Exercise objective: Extract every line of the material below and reproduce it faithfully.
Data in this exercise start
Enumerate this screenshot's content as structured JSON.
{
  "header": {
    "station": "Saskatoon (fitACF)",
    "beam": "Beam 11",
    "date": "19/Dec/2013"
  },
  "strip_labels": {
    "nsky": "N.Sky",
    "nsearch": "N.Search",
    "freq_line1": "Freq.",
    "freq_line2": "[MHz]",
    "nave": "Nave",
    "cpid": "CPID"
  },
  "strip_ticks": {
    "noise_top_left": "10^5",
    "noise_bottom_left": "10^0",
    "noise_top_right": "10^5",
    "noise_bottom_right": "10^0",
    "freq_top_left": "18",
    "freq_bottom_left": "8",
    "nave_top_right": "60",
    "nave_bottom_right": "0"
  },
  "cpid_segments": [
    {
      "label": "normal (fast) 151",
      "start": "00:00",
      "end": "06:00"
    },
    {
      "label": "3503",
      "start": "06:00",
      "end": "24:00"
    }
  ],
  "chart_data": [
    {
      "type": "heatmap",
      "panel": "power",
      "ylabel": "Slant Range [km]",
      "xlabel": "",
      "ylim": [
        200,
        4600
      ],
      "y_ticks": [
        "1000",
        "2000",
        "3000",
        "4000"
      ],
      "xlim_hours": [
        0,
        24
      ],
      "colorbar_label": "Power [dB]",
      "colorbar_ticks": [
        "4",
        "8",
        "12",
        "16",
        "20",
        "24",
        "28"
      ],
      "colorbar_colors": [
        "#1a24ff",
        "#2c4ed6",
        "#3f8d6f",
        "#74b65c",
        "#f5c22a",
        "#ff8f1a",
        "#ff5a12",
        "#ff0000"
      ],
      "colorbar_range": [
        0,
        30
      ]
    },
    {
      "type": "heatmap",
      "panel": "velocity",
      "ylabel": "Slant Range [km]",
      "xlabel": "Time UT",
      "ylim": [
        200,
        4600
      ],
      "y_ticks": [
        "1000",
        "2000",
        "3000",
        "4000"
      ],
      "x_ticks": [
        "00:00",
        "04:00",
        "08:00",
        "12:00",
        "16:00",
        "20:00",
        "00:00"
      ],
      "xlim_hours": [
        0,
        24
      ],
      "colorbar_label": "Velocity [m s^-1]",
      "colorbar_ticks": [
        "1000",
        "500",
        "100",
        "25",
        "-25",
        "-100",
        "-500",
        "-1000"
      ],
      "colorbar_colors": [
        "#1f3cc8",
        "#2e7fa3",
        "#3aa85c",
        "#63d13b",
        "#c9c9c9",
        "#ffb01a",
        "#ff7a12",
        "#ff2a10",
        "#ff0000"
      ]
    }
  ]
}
Data in this exercise end
Reply:
Enumerate this screenshot's content as structured JSON.
{
  "header": {
    "station": "Saskatoon (fitACF)",
    "beam": "Beam 11",
    "date": "19/Dec/2013"
  },
  "strip_labels": {
    "nsky": "N.Sky",
    "nsearch": "N.Search",
    "freq_line1": "Freq.",
    "freq_line2": "[MHz]",
    "nave": "Nave",
    "cpid": "CPID"
  },
  "strip_ticks": {
    "noise_top_left": "10^5",
    "noise_bottom_left": "10^0",
    "noise_top_right": "10^5",
    "noise_bottom_right": "10^0",
    "freq_top_left": "18",
    "freq_bottom_left": "8",
    "nave_top_right": "60",
    "nave_bottom_right": "0"
  },
  "cpid_segments": [
    {
      "label": "normal (fast) 151",
      "start": "00:00",
      "end": "06:00"
    },
    {
      "label": "3503",
      "start": "06:00",
      "end": "24:00"
    }
  ],
  "chart_data": [
    {
      "type": "heatmap",
      "panel": "power",
      "ylabel": "Slant Range [km]",
      "xlabel": "",
      "ylim": [
        200,
        4600
      ],
      "y_ticks": [
        "1000",
        "2000",
        "3000",
        "4000"
      ],
      "xlim_hours": [
        0,
        24
      ],
      "colorbar_label": "Power [dB]",
      "colorbar_ticks": [
        "4",
        "8",
        "12",
        "16",
        "20",
        "24",
        "28"
      ],
      "colorbar_colors": [
        "#1a24ff",
        "#2c4ed6",
        "#3f8d6f",
        "#74b65c",
        "#f5c22a",
        "#ff8f1a",
        "#ff5a12",
        "#ff0000"
      ],
      "colorbar_range": [
        0,
        30
      ]
    },
    {
      "type": "heatmap",
      "panel": "velocity",
      "ylabel": "Slant Range [km]",
      "xlabel": "Time UT",
      "ylim": [
        200,
        4600
      ],
      "y_ticks": [
        "1000",
        "2000",
        "3000",
        "4000"
      ],
      "x_ticks": [
        "00:00",
        "04:00",
        "08:00",
        "12:00",
        "16:00",
        "20:00",
        "00:00"
      ],
      "xlim_hours": [
        0,
        24
      ],
      "colorbar_label": "Velocity [m s^-1]",
      "colorbar_ticks": [
        "1000",
        "500",
        "100",
        "25",
        "-25",
        "-100",
        "-500",
        "-1000"
      ],
      "colorbar_colors": [
        "#1f3cc8",
        "#2e7fa3",
        "#3aa85c",
        "#63d13b",
        "#c9c9c9",
        "#ffb01a",
        "#ff7a12",
        "#ff2a10",
        "#ff0000"
      ]
    }
  ]
}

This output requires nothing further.